**Trabajo requerido:** Reproduce sin cambios el pasaje del texto sobre las aporías del Derecho que comienza con "El lado temporal" y sigue hasta "deconstruir el Derecho.".

**Extracto de página:**
--------------------

En poco (cuando nos remontemos en el tiempo hacia su juventud o hacia su vejez), veremos al mismísimo Platón recurrir también a este argumento. Es una crítica habitual al Derecho establecido y a la Letra. Se dice también de la escuela: queriendo educar a todos “por igual”, los trata homogéneamente y no respeta las diferencias. (Obviamente, esto no está tampoco libre de aporía, como desarrollaremos más adelante: ¿a dónde podemos ir a buscar una justicia no-computable, absolutamente respetuosa con lo Otro puro (y Derrida incluye aquí a todo “animal”, y más allá), sin recurrir a la vez a la mayor universalidad? ¿El totalmente Otro no implica o incluso es el totalmente Uno? Pero dejemos esto, por ahora).

El lado temporal o temporario de la aporética del Derecho, pregunta: ¿en qué tiempo está la Justicia? Se sitúa como un “horizonte”, al que tender, pero la Justicia tiene que ser absolutamente presente, no puede esperar. Todas estas aporías, pues, permiten deconstruir el Derecho.

--------------------

**Conjunto de registros:**
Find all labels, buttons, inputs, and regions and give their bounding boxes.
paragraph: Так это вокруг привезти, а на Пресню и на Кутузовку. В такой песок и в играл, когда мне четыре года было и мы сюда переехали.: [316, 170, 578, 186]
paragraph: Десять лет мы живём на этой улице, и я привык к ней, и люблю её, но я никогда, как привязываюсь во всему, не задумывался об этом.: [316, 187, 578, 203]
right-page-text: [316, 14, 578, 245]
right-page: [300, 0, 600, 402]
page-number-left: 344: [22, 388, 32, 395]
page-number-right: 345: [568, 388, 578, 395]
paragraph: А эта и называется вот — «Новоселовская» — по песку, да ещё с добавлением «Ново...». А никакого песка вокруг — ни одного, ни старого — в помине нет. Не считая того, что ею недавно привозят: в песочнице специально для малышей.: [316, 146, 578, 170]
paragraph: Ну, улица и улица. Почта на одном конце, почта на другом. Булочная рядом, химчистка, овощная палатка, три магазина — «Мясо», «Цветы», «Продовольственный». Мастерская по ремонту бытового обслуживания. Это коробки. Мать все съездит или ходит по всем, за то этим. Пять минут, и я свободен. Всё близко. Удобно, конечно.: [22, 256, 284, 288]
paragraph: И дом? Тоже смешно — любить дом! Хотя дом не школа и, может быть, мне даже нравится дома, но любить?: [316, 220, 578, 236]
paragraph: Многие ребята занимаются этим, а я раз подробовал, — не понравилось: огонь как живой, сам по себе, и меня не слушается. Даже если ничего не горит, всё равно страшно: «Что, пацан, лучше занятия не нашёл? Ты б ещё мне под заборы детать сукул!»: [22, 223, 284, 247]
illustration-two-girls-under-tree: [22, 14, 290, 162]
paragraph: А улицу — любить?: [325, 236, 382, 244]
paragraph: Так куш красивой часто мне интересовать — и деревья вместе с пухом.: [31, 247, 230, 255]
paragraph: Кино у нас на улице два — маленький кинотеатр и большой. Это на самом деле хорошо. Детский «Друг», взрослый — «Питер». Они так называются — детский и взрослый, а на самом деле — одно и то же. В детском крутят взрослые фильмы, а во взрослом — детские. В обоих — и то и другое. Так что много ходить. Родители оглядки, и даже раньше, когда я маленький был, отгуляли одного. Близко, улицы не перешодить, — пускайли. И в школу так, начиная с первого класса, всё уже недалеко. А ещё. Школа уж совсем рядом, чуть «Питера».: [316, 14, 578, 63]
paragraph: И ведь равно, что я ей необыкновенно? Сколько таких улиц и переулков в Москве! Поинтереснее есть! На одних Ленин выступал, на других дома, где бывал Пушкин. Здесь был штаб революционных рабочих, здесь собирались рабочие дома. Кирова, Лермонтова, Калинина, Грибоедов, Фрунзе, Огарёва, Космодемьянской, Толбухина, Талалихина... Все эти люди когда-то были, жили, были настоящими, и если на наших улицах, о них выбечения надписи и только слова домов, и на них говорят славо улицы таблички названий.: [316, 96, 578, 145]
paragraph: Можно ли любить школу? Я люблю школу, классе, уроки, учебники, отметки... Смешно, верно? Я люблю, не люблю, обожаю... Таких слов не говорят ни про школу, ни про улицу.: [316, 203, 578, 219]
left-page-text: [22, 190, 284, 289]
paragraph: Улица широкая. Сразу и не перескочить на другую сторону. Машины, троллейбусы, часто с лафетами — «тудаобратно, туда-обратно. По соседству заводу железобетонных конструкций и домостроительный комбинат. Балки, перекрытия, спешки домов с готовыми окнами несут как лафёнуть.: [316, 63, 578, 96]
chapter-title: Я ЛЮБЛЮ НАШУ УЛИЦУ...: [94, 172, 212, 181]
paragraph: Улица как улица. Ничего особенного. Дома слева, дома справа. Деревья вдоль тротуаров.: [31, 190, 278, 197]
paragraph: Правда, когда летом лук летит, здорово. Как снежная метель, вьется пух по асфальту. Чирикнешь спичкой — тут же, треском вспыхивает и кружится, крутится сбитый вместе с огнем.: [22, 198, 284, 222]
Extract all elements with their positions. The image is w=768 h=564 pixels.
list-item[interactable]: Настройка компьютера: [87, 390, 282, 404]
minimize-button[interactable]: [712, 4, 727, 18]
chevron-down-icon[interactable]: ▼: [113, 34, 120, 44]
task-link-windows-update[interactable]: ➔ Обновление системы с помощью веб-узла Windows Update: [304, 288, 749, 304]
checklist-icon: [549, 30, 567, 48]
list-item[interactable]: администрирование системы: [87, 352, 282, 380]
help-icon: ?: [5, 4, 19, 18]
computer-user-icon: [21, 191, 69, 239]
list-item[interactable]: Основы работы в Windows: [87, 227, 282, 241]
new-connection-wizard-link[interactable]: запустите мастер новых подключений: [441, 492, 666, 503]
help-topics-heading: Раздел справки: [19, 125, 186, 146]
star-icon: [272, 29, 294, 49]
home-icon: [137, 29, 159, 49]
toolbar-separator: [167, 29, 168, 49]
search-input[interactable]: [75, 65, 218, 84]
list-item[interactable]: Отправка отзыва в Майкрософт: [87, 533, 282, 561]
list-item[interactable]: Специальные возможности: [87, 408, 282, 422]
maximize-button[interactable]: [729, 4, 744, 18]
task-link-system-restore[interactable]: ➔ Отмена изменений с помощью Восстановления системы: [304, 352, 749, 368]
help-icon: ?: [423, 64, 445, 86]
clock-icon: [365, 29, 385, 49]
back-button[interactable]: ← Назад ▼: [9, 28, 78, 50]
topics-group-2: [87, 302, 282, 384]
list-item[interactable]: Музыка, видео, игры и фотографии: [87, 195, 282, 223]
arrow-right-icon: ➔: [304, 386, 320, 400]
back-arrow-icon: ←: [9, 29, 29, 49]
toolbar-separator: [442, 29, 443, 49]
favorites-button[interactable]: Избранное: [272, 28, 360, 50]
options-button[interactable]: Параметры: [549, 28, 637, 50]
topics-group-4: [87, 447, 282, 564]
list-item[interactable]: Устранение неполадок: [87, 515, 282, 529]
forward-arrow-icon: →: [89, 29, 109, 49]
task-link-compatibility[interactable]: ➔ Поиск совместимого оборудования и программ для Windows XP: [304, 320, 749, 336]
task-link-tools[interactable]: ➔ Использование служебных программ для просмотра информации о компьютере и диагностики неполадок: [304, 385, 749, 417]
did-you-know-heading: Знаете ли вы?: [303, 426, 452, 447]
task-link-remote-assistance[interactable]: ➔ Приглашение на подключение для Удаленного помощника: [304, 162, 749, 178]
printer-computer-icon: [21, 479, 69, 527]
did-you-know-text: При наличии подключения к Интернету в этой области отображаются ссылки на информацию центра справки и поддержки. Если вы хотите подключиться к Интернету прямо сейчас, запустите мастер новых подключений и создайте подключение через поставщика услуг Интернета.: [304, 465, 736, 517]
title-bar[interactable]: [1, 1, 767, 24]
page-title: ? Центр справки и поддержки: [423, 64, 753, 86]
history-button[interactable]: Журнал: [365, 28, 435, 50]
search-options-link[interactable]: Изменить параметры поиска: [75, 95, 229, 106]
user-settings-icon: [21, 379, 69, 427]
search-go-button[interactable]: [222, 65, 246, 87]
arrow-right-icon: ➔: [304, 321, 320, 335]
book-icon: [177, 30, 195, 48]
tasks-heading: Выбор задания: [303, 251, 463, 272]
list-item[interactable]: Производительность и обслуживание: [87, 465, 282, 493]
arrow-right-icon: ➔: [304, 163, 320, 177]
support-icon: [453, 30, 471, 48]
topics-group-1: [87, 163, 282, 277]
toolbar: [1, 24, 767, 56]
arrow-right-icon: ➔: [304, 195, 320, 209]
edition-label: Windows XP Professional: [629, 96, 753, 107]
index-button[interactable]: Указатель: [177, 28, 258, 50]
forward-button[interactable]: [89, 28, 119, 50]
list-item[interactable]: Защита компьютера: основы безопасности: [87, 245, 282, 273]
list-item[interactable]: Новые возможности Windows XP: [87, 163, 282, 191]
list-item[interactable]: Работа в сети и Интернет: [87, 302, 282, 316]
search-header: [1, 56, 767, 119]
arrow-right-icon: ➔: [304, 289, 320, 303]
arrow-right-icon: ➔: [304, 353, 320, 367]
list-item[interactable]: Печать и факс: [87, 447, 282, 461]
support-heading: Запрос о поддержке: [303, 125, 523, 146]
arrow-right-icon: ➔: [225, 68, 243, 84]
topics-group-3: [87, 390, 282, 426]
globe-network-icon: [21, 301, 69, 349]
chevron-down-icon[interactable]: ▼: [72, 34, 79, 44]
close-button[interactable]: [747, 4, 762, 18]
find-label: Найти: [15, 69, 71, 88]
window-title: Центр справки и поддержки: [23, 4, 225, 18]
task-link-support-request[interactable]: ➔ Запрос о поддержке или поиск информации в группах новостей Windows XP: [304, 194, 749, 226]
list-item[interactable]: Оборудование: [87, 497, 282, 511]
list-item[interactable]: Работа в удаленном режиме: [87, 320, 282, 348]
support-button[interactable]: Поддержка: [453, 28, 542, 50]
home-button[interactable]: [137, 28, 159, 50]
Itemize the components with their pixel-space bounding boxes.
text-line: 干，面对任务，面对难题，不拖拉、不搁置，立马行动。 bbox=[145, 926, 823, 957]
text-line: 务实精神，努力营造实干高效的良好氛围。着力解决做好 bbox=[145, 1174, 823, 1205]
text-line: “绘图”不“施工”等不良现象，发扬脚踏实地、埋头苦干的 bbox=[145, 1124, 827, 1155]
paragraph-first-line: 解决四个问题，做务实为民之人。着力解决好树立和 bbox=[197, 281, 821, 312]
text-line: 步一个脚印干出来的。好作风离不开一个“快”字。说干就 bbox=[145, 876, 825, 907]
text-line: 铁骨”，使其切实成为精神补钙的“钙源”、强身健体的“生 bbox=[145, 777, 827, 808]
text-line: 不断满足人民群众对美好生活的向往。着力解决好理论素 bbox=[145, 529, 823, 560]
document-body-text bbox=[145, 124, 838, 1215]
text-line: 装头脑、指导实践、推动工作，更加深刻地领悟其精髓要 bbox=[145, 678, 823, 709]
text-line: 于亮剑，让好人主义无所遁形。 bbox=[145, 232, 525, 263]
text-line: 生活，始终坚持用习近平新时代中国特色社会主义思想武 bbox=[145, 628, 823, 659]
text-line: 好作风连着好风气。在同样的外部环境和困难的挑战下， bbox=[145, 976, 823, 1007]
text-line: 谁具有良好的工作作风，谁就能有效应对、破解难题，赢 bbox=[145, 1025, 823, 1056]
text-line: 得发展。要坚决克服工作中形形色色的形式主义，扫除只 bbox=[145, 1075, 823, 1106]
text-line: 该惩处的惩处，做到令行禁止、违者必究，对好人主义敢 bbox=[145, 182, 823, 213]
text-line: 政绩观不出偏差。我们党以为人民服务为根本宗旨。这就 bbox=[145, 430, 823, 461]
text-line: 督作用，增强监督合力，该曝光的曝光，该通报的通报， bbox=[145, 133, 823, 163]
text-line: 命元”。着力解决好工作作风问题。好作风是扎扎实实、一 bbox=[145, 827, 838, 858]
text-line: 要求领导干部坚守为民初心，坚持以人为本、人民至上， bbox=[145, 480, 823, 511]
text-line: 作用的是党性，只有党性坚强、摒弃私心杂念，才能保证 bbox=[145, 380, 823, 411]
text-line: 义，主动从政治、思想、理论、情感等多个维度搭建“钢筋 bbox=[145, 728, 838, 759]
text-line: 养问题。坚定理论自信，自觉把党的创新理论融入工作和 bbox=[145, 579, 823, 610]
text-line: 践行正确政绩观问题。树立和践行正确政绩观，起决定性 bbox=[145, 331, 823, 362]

--------------------

**Respuesta al ejercicio:**
El lado temporal o temporario de la aporética del Derecho, pregunta: ¿en qué tiempo está la Justicia? Se sitúa como un “horizonte”, al que tender, pero la Justicia tiene que ser absolutamente presente, no puede esperar. Todas estas aporías, pues, permiten deconstruir el Derecho.